• _WORK INSTRUCTIONS_
Write every record out again exactly, and keep images out of it.

[Data records]
━━━━━━━━━━━━━━━━━━━━━━━━━━━━━━
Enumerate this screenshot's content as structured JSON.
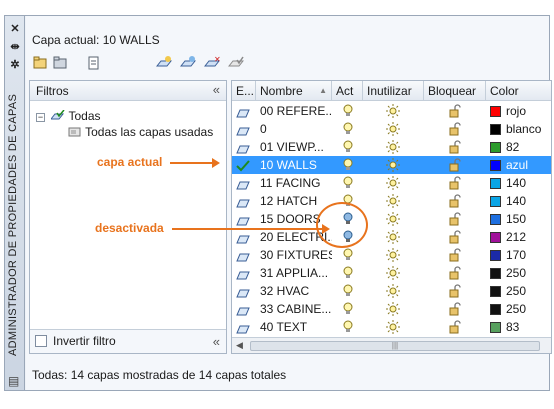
{
  "palette": {
    "vertical_title": "ADMINISTRADOR DE PROPIEDADES DE CAPAS",
    "current_layer_label": "Capa actual: 10 WALLS"
  },
  "filters": {
    "header": "Filtros",
    "tree": [
      {
        "label": "Todas"
      },
      {
        "label": "Todas las capas usadas"
      }
    ],
    "invert_filter_label": "Invertir filtro"
  },
  "columns": [
    "E...",
    "Nombre",
    "Act",
    "Inutilizar",
    "Bloquear",
    "Color"
  ],
  "layers": [
    {
      "name": "00 REFERE...",
      "color_name": "rojo",
      "color": "#ff0000",
      "on": true,
      "current": false
    },
    {
      "name": "0",
      "color_name": "blanco",
      "color": "#000000",
      "on": true,
      "current": false
    },
    {
      "name": "01 VIEWP...",
      "color_name": "82",
      "color": "#2b9b2b",
      "on": true,
      "current": false
    },
    {
      "name": "10 WALLS",
      "color_name": "azul",
      "color": "#0000ff",
      "on": true,
      "current": true
    },
    {
      "name": "11 FACING",
      "color_name": "140",
      "color": "#0aa5e6",
      "on": true,
      "current": false
    },
    {
      "name": "12 HATCH",
      "color_name": "140",
      "color": "#0aa5e6",
      "on": true,
      "current": false
    },
    {
      "name": "15 DOORS",
      "color_name": "150",
      "color": "#1e6fe0",
      "on": false,
      "current": false
    },
    {
      "name": "20 ELECTRI...",
      "color_name": "212",
      "color": "#a0119a",
      "on": false,
      "current": false
    },
    {
      "name": "30 FIXTURES",
      "color_name": "170",
      "color": "#1b2aa8",
      "on": true,
      "current": false
    },
    {
      "name": "31 APPLIA...",
      "color_name": "250",
      "color": "#111111",
      "on": true,
      "current": false
    },
    {
      "name": "32 HVAC",
      "color_name": "250",
      "color": "#111111",
      "on": true,
      "current": false
    },
    {
      "name": "33 CABINE...",
      "color_name": "250",
      "color": "#111111",
      "on": true,
      "current": false
    },
    {
      "name": "40 TEXT",
      "color_name": "83",
      "color": "#57a05e",
      "on": true,
      "current": false
    }
  ],
  "status_text": "Todas: 14 capas mostradas de 14 capas totales",
  "annotations": {
    "current": "capa actual",
    "off": "desactivada"
  },
  "accent_color": "#e8731d",
  "selection_color": "#3399ff"
}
━━━━━━━━━━━━━━━━━━━━━━━━━━━━━━
• _RESPONSE_
Enumerate this screenshot's content as structured JSON.
{
  "palette": {
    "vertical_title": "ADMINISTRADOR DE PROPIEDADES DE CAPAS",
    "current_layer_label": "Capa actual: 10 WALLS"
  },
  "filters": {
    "header": "Filtros",
    "tree": [
      {
        "label": "Todas"
      },
      {
        "label": "Todas las capas usadas"
      }
    ],
    "invert_filter_label": "Invertir filtro"
  },
  "columns": [
    "E...",
    "Nombre",
    "Act",
    "Inutilizar",
    "Bloquear",
    "Color"
  ],
  "layers": [
    {
      "name": "00 REFERE...",
      "color_name": "rojo",
      "color": "#ff0000",
      "on": true,
      "current": false
    },
    {
      "name": "0",
      "color_name": "blanco",
      "color": "#000000",
      "on": true,
      "current": false
    },
    {
      "name": "01 VIEWP...",
      "color_name": "82",
      "color": "#2b9b2b",
      "on": true,
      "current": false
    },
    {
      "name": "10 WALLS",
      "color_name": "azul",
      "color": "#0000ff",
      "on": true,
      "current": true
    },
    {
      "name": "11 FACING",
      "color_name": "140",
      "color": "#0aa5e6",
      "on": true,
      "current": false
    },
    {
      "name": "12 HATCH",
      "color_name": "140",
      "color": "#0aa5e6",
      "on": true,
      "current": false
    },
    {
      "name": "15 DOORS",
      "color_name": "150",
      "color": "#1e6fe0",
      "on": false,
      "current": false
    },
    {
      "name": "20 ELECTRI...",
      "color_name": "212",
      "color": "#a0119a",
      "on": false,
      "current": false
    },
    {
      "name": "30 FIXTURES",
      "color_name": "170",
      "color": "#1b2aa8",
      "on": true,
      "current": false
    },
    {
      "name": "31 APPLIA...",
      "color_name": "250",
      "color": "#111111",
      "on": true,
      "current": false
    },
    {
      "name": "32 HVAC",
      "color_name": "250",
      "color": "#111111",
      "on": true,
      "current": false
    },
    {
      "name": "33 CABINE...",
      "color_name": "250",
      "color": "#111111",
      "on": true,
      "current": false
    },
    {
      "name": "40 TEXT",
      "color_name": "83",
      "color": "#57a05e",
      "on": true,
      "current": false
    }
  ],
  "status_text": "Todas: 14 capas mostradas de 14 capas totales",
  "annotations": {
    "current": "capa actual",
    "off": "desactivada"
  },
  "accent_color": "#e8731d",
  "selection_color": "#3399ff"
}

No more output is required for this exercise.